# Entries provided:
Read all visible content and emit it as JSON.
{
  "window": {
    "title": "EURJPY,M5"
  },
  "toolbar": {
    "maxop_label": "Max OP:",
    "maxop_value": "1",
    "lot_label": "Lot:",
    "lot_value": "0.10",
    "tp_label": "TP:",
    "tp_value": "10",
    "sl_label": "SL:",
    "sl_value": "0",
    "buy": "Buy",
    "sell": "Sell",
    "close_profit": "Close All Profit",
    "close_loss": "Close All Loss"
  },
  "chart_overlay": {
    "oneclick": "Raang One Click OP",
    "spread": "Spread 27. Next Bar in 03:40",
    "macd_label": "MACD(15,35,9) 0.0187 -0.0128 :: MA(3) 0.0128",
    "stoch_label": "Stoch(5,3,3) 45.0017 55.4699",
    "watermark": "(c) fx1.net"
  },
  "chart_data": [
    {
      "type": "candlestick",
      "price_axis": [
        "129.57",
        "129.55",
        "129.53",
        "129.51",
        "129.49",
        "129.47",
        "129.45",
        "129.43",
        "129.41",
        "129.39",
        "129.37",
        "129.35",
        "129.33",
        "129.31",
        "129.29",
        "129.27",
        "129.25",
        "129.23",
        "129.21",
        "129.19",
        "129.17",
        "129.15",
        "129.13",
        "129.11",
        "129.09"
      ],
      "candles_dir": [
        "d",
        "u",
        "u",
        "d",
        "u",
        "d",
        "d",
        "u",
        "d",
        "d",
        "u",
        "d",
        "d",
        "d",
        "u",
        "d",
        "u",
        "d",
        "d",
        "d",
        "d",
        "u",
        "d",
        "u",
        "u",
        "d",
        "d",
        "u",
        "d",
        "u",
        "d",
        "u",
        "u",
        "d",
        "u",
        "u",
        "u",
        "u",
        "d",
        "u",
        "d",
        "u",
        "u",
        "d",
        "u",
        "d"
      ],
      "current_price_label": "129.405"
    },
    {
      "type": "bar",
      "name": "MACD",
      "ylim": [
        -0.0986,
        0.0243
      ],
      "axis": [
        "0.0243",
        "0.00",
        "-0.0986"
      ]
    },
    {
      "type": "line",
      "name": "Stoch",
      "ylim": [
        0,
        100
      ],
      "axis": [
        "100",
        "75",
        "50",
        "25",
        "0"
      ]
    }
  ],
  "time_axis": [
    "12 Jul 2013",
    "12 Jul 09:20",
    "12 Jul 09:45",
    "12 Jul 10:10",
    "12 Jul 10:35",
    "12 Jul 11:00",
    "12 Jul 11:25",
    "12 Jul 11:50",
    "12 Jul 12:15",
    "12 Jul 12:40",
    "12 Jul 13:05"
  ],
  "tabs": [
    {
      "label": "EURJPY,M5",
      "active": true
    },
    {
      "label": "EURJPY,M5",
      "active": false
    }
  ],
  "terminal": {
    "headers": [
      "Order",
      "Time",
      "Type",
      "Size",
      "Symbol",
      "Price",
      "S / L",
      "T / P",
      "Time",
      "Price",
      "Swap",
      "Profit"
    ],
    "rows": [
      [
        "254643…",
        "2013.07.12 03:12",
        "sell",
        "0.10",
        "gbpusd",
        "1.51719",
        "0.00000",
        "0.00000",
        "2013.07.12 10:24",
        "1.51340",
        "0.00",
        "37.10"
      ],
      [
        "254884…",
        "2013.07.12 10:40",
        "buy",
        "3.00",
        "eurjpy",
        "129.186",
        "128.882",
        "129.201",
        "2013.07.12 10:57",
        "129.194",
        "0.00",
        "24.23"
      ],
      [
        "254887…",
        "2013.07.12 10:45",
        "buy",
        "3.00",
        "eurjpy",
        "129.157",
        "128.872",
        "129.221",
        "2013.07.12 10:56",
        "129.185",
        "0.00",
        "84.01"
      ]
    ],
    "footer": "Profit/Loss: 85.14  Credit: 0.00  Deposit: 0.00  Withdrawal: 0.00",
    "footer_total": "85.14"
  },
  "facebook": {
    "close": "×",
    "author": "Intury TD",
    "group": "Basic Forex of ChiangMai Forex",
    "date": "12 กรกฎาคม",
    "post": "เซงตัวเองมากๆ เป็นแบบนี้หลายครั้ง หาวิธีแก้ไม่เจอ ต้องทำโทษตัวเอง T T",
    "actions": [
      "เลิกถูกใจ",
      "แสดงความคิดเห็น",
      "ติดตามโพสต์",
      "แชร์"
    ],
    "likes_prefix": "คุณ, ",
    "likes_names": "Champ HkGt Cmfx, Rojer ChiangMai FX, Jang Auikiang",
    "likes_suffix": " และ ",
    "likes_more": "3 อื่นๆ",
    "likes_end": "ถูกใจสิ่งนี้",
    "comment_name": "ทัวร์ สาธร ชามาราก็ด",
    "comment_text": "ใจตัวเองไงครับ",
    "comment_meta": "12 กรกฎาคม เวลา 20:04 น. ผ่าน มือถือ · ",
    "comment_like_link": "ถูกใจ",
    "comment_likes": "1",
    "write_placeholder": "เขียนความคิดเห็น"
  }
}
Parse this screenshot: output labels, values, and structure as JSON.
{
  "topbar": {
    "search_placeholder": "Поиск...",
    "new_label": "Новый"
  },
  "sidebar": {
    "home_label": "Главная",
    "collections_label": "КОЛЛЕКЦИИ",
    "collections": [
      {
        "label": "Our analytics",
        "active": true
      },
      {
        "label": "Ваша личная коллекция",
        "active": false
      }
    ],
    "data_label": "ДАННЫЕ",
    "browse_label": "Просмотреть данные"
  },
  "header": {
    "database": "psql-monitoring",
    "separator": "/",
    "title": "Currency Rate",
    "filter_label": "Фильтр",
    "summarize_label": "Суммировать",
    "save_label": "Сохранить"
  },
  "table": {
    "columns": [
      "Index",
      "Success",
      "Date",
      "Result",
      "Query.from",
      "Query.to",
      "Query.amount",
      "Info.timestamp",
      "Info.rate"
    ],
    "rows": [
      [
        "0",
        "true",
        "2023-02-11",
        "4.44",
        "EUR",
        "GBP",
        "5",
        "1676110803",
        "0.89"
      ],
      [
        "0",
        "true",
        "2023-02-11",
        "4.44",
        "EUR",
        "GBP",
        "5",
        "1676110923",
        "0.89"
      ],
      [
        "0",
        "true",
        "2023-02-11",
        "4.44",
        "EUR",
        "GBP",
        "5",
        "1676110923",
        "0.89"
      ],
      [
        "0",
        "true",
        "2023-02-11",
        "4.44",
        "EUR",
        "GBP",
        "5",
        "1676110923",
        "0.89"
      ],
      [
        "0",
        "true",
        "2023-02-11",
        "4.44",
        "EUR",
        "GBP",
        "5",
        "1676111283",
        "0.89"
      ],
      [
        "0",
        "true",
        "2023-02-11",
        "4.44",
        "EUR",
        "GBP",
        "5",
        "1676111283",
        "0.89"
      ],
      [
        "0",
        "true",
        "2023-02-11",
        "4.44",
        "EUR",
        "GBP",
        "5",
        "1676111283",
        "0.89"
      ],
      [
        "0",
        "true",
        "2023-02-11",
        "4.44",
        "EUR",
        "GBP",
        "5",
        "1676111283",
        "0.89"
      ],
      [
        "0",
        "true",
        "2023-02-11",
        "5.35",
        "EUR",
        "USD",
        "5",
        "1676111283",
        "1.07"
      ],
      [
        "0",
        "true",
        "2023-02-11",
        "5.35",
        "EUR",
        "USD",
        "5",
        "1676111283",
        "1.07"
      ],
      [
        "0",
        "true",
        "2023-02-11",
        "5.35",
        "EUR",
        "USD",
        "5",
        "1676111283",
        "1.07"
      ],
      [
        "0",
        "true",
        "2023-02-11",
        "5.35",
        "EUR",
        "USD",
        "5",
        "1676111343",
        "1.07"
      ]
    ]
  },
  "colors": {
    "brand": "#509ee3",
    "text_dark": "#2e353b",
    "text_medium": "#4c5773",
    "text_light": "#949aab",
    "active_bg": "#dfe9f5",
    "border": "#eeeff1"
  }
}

# Exercise requirements:
Find every line that holds "JSON" and copy it.

# Final answer:
Read all visible content and emit it as JSON.
Parse this screenshot: output labels, values, and structure as JSON.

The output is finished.